→ Requirement: Give the entries back exactly, dropping each image.

→ Records:
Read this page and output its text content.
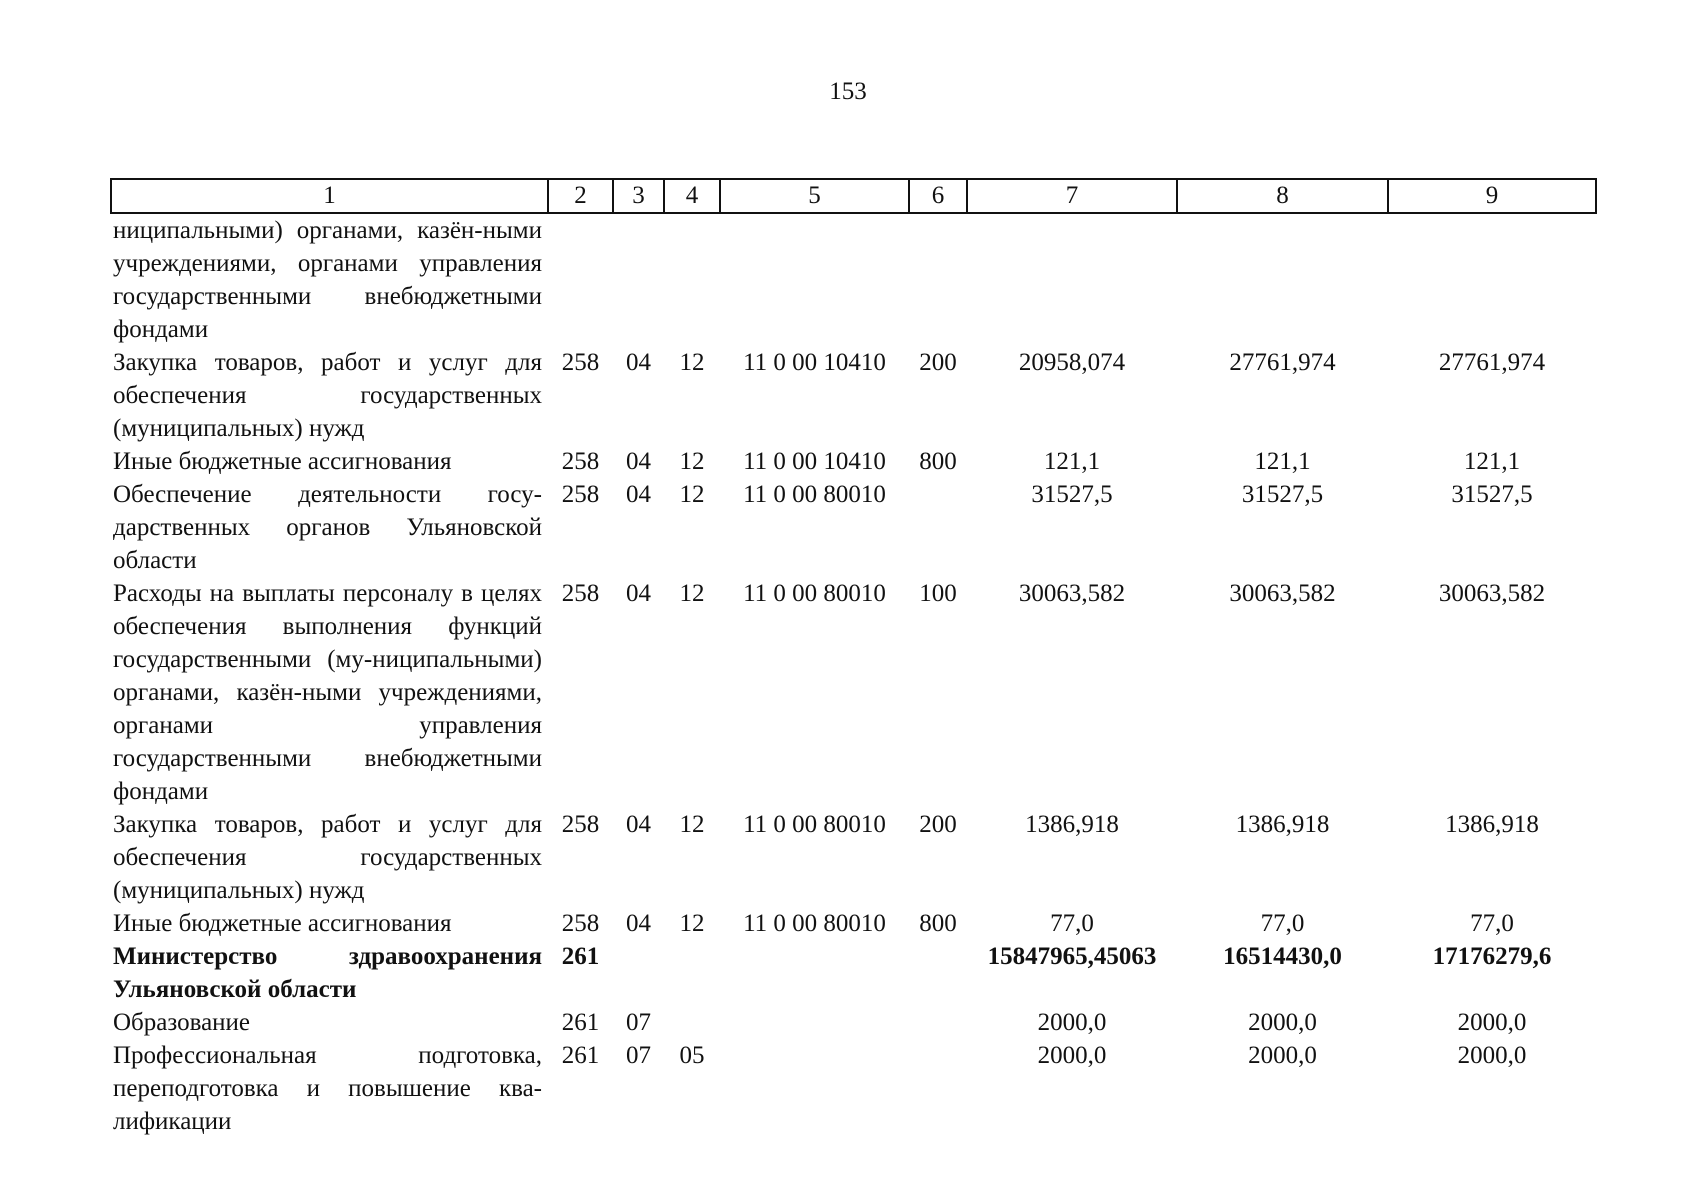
153
1	2	3	4	5	6	7	8	9
ниципальными) органами, казён-ными учреждениями, органами управления государственными внебюджетными фондами								
Закупка товаров, работ и услуг для обеспечения государственных (муниципальных) нужд	258	04	12	11 0 00 10410	200	20958,074	27761,974	27761,974
Иные бюджетные ассигнования	258	04	12	11 0 00 10410	800	121,1	121,1	121,1
Обеспечение деятельности госу-дарственных органов Ульяновской области	258	04	12	11 0 00 80010		31527,5	31527,5	31527,5
Расходы на выплаты персоналу в целях обеспечения выполнения функций государственными (му-ниципальными) органами, казён-ными учреждениями, органами управления государственными внебюджетными фондами	258	04	12	11 0 00 80010	100	30063,582	30063,582	30063,582
Закупка товаров, работ и услуг для обеспечения государственных (муниципальных) нужд	258	04	12	11 0 00 80010	200	1386,918	1386,918	1386,918
Иные бюджетные ассигнования	258	04	12	11 0 00 80010	800	77,0	77,0	77,0
Министерство здравоохранения Ульяновской области	261					15847965,45063	16514430,0	17176279,6
Образование	261	07				2000,0	2000,0	2000,0
Профессиональная подготовка, переподготовка и повышение ква-лификации	261	07	05			2000,0	2000,0	2000,0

→ Result for this exercise:
Read this page and output its text content.
153
1	2	3	4	5	6	7	8	9
ниципальными) органами, казён-ными учреждениями, органами управления государственными внебюджетными фондами								
Закупка товаров, работ и услуг для обеспечения государственных (муниципальных) нужд	258	04	12	11 0 00 10410	200	20958,074	27761,974	27761,974
Иные бюджетные ассигнования	258	04	12	11 0 00 10410	800	121,1	121,1	121,1
Обеспечение деятельности госу-дарственных органов Ульяновской области	258	04	12	11 0 00 80010		31527,5	31527,5	31527,5
Расходы на выплаты персоналу в целях обеспечения выполнения функций государственными (му-ниципальными) органами, казён-ными учреждениями, органами управления государственными внебюджетными фондами	258	04	12	11 0 00 80010	100	30063,582	30063,582	30063,582
Закупка товаров, работ и услуг для обеспечения государственных (муниципальных) нужд	258	04	12	11 0 00 80010	200	1386,918	1386,918	1386,918
Иные бюджетные ассигнования	258	04	12	11 0 00 80010	800	77,0	77,0	77,0
Министерство здравоохранения Ульяновской области	261					15847965,45063	16514430,0	17176279,6
Образование	261	07				2000,0	2000,0	2000,0
Профессиональная подготовка, переподготовка и повышение ква-лификации	261	07	05			2000,0	2000,0	2000,0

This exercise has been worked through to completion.